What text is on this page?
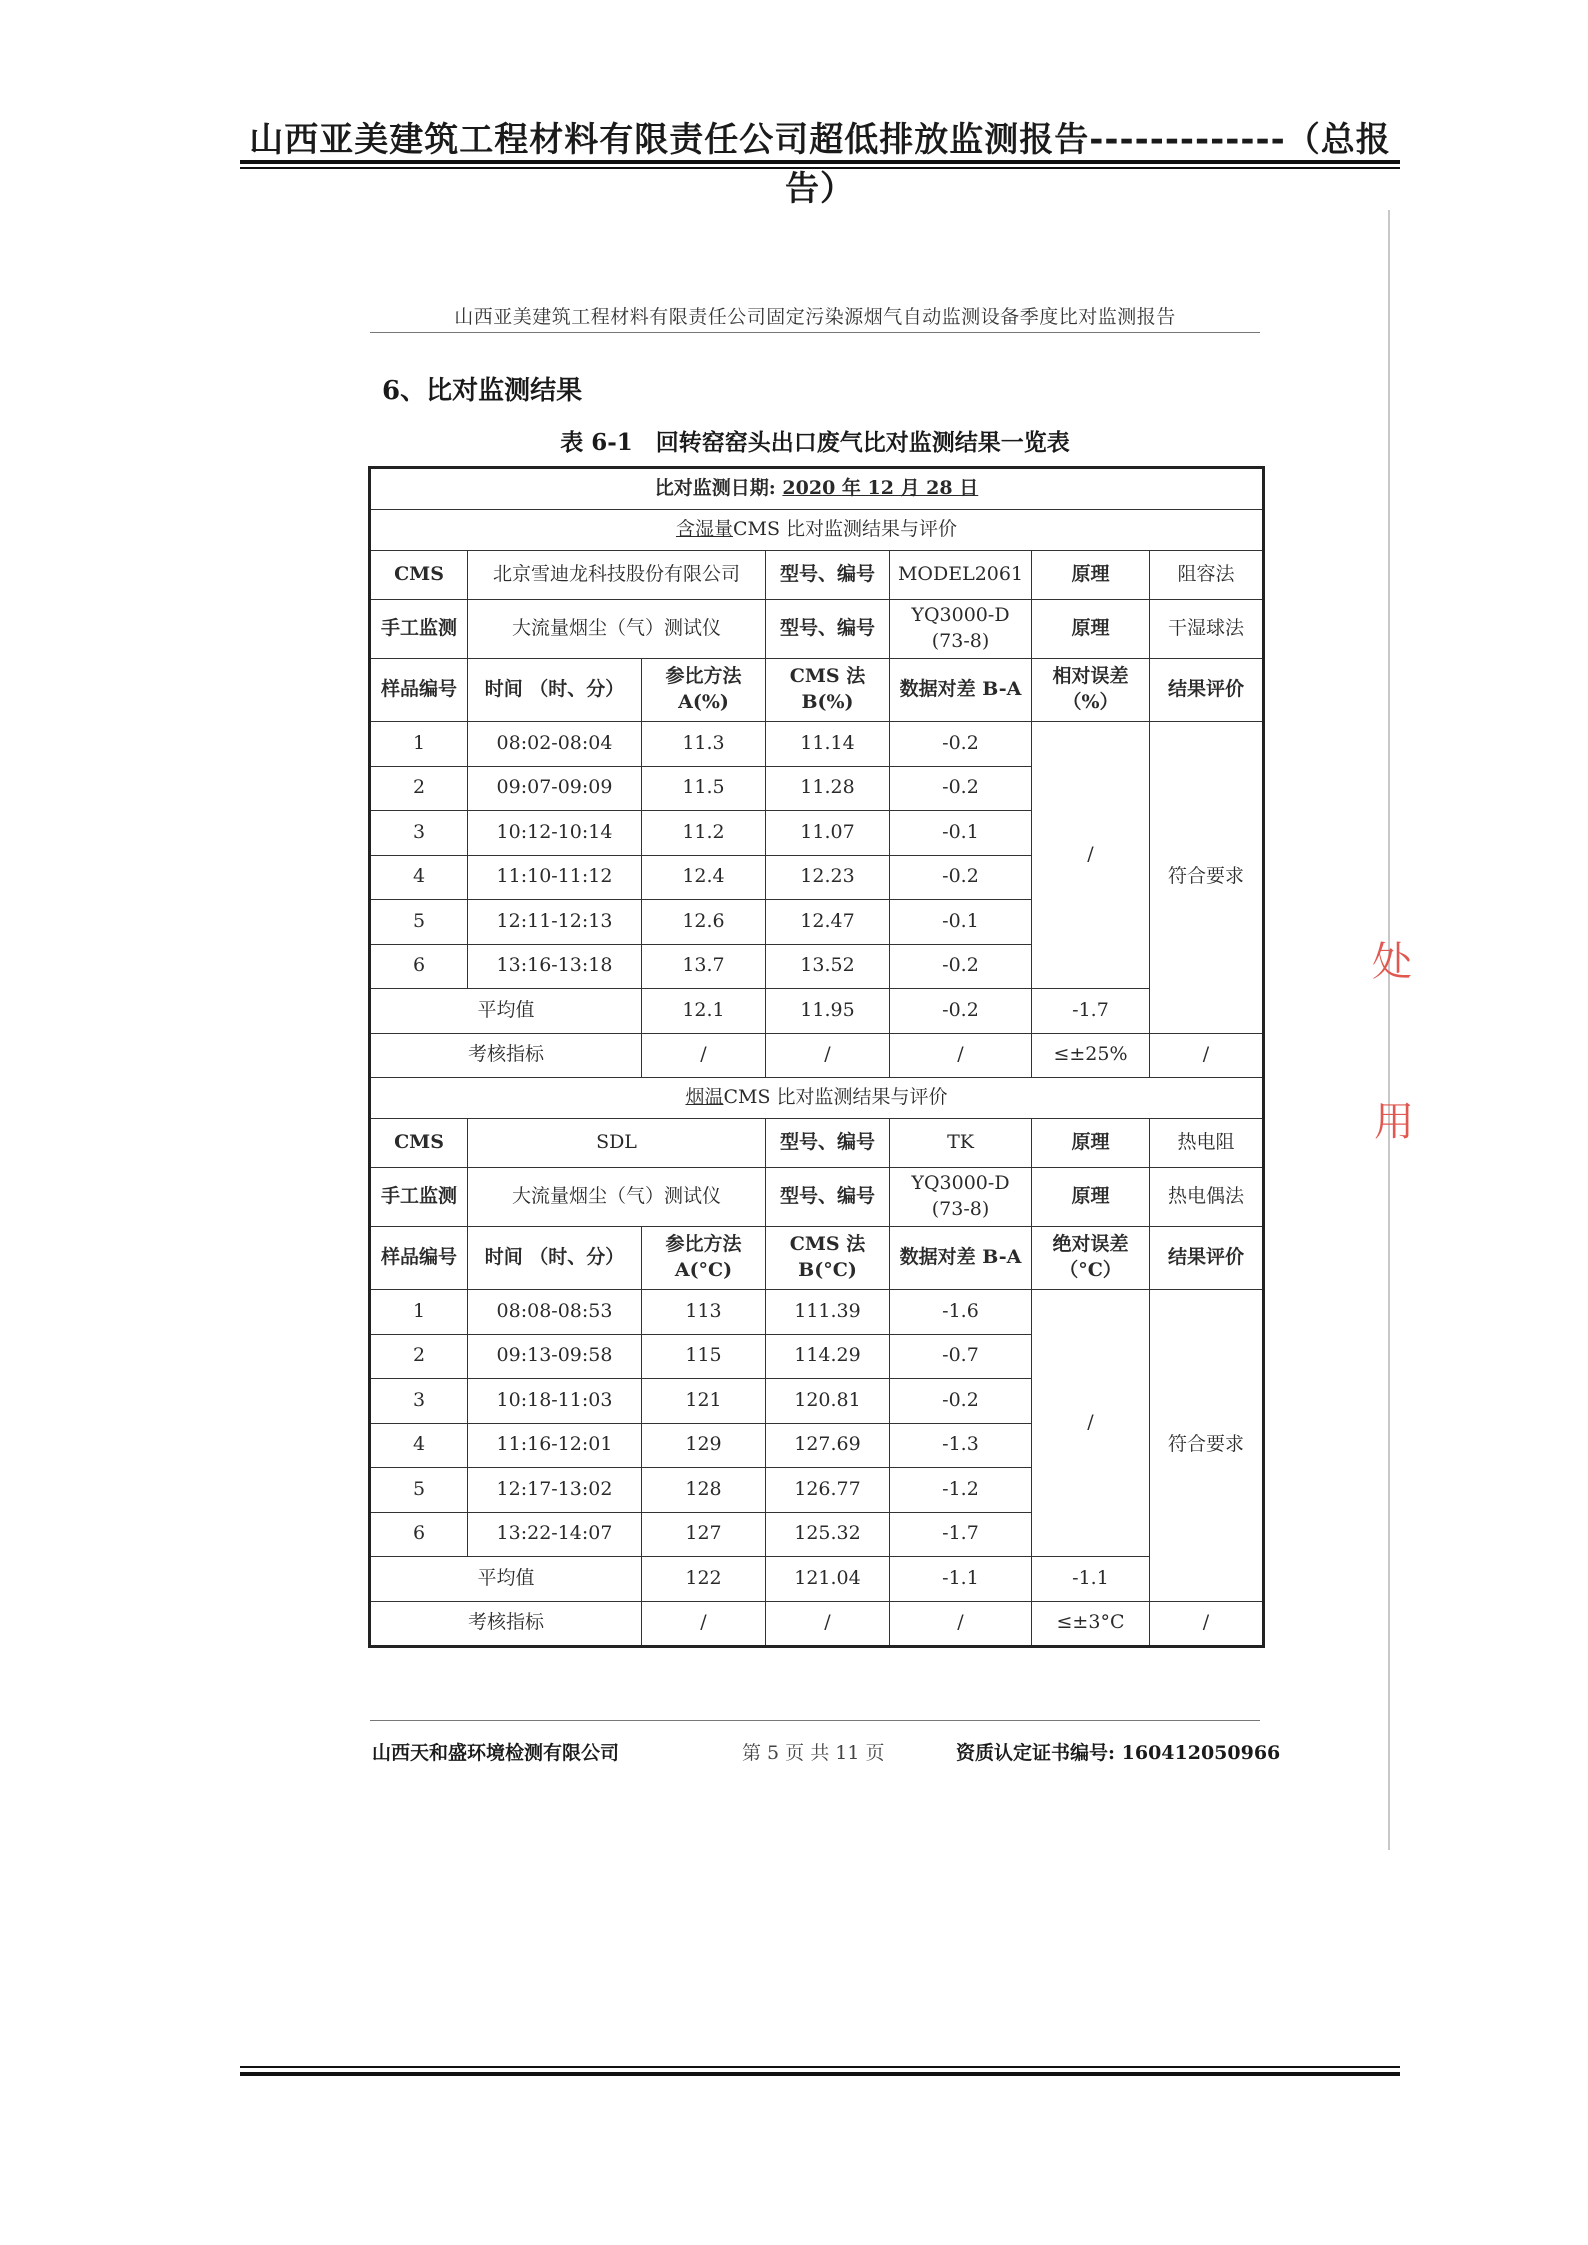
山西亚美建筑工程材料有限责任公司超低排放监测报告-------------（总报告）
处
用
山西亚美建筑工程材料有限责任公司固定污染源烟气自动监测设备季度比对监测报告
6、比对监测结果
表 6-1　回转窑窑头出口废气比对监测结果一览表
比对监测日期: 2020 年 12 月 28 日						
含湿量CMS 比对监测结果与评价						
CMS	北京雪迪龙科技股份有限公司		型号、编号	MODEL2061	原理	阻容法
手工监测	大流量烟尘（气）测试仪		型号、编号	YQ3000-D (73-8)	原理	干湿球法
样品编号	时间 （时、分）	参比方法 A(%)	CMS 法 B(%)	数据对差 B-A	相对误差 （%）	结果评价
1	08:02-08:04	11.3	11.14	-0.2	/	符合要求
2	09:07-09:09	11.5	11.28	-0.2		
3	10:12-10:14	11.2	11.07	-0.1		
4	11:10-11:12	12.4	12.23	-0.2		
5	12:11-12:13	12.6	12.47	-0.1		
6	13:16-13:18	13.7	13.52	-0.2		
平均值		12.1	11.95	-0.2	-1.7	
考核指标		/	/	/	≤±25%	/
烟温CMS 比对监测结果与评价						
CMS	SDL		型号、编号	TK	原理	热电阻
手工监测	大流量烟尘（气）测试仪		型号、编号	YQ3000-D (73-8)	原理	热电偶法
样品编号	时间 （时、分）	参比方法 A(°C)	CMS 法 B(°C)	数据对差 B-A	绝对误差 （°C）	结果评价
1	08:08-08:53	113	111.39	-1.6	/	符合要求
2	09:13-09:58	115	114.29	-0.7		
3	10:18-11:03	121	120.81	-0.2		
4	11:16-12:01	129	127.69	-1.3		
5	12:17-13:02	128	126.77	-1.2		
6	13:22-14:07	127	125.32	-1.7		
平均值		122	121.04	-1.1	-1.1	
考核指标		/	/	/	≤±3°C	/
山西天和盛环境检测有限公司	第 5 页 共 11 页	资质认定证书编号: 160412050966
+-------+
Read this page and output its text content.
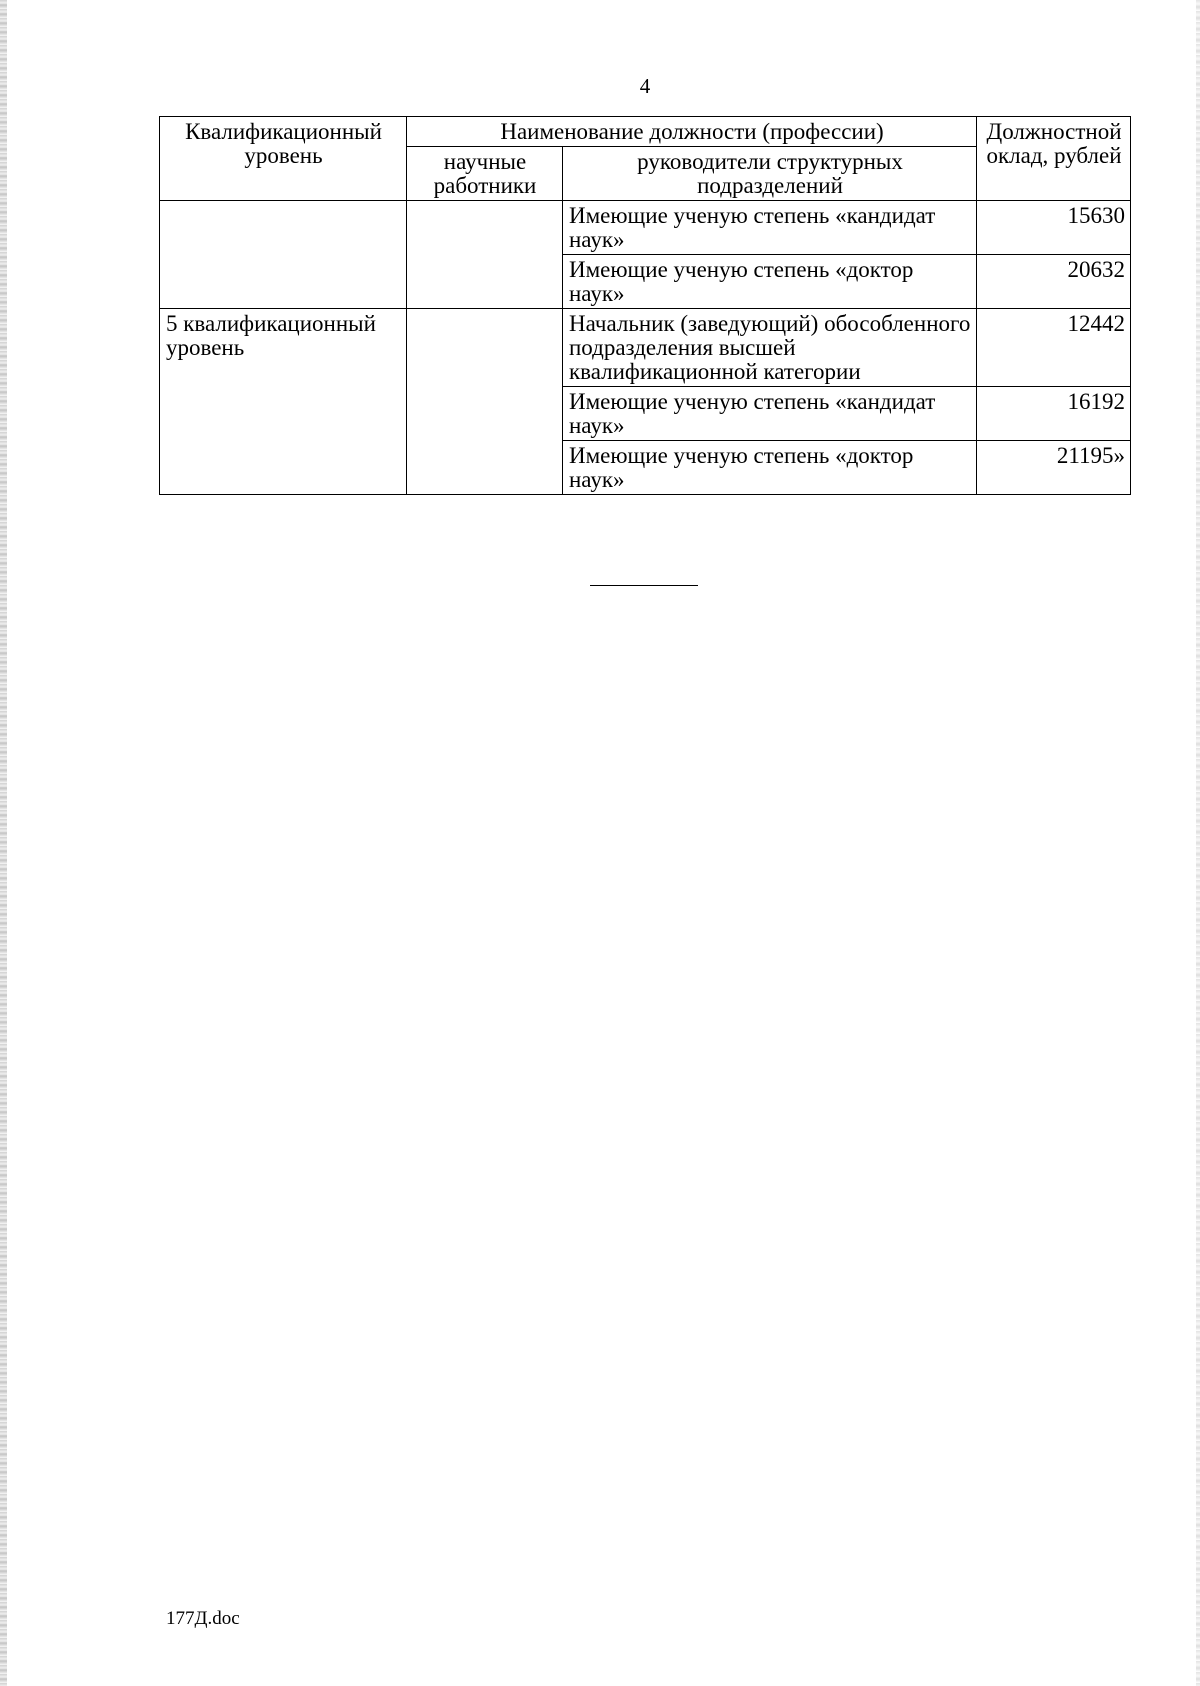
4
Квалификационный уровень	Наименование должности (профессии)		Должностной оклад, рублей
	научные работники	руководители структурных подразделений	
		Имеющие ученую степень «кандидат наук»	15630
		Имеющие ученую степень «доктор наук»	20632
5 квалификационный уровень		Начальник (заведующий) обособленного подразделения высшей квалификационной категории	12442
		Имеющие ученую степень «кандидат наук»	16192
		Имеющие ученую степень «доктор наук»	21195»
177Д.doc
+-------+
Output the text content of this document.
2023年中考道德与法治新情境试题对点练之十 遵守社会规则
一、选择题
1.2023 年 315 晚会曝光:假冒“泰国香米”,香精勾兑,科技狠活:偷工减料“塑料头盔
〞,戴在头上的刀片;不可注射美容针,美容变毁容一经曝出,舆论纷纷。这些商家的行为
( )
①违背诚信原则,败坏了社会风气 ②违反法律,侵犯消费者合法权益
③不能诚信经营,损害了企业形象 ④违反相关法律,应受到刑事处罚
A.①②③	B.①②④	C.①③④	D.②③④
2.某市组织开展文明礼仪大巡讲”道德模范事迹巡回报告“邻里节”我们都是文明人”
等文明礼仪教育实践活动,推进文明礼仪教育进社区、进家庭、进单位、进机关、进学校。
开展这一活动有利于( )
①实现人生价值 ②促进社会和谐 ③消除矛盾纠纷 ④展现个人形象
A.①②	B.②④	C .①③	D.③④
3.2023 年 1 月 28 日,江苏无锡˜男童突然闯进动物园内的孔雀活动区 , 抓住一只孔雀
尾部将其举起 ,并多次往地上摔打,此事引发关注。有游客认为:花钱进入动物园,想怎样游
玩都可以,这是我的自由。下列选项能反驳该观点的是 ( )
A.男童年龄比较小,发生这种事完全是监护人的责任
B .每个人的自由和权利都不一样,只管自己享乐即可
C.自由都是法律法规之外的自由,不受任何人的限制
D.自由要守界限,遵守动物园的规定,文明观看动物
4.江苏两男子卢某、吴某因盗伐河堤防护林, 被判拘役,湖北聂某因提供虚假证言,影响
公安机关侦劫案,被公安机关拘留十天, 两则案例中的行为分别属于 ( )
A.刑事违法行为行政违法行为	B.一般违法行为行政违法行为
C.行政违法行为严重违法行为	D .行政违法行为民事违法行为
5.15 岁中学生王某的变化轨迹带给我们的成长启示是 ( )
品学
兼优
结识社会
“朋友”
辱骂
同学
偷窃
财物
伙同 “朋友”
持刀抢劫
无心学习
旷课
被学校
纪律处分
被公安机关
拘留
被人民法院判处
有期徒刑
+-------+
Task description >> Filter the entries down to the lines containing "наук". Copy each of those lines.

Answer >>
		Имеющие ученую степень «кандидат наук»	15630
		Имеющие ученую степень «доктор наук»	20632
		Имеющие ученую степень «кандидат наук»	16192
		Имеющие ученую степень «доктор наук»	21195»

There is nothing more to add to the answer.